- **EXERCISE MATERIAL**:
+++++

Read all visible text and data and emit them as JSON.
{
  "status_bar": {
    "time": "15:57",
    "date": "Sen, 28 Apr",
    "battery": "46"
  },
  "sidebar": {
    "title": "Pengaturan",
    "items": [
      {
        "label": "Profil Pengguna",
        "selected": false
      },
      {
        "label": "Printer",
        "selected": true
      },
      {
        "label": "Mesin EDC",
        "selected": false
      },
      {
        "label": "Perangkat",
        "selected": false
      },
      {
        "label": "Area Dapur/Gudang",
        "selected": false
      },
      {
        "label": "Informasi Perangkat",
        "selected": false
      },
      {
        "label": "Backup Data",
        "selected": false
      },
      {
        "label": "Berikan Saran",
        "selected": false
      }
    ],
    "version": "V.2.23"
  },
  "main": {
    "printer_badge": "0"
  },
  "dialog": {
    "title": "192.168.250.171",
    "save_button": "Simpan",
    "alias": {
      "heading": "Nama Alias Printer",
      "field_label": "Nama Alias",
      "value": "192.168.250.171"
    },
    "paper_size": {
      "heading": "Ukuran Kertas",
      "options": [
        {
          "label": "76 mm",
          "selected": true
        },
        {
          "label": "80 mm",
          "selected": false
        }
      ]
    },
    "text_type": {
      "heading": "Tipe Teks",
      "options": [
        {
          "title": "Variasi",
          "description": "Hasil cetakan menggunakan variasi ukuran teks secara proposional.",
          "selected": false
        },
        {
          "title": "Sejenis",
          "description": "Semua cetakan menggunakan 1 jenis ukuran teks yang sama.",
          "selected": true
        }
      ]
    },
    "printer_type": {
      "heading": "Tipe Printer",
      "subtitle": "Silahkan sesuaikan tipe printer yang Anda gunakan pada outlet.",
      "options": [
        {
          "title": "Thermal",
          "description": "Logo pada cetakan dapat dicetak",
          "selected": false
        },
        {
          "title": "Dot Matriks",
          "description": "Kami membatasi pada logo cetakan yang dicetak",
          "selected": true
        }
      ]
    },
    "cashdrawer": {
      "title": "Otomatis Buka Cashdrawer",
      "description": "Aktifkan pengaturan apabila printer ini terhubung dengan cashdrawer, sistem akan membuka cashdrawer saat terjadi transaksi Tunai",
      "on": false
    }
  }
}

+++++

- **STATED TASK**: Look through the records and gather every line containing "description".

- **WRITTEN ANSWER**:
          "description": "Hasil cetakan menggunakan variasi ukuran teks secara proposional.",
          "description": "Semua cetakan menggunakan 1 jenis ukuran teks yang sama.",
          "description": "Logo pada cetakan dapat dicetak",
          "description": "Kami membatasi pada logo cetakan yang dicetak",
      "description": "Aktifkan pengaturan apabila printer ini terhubung dengan cashdrawer, sistem akan membuka cashdrawer saat terjadi transaksi Tunai",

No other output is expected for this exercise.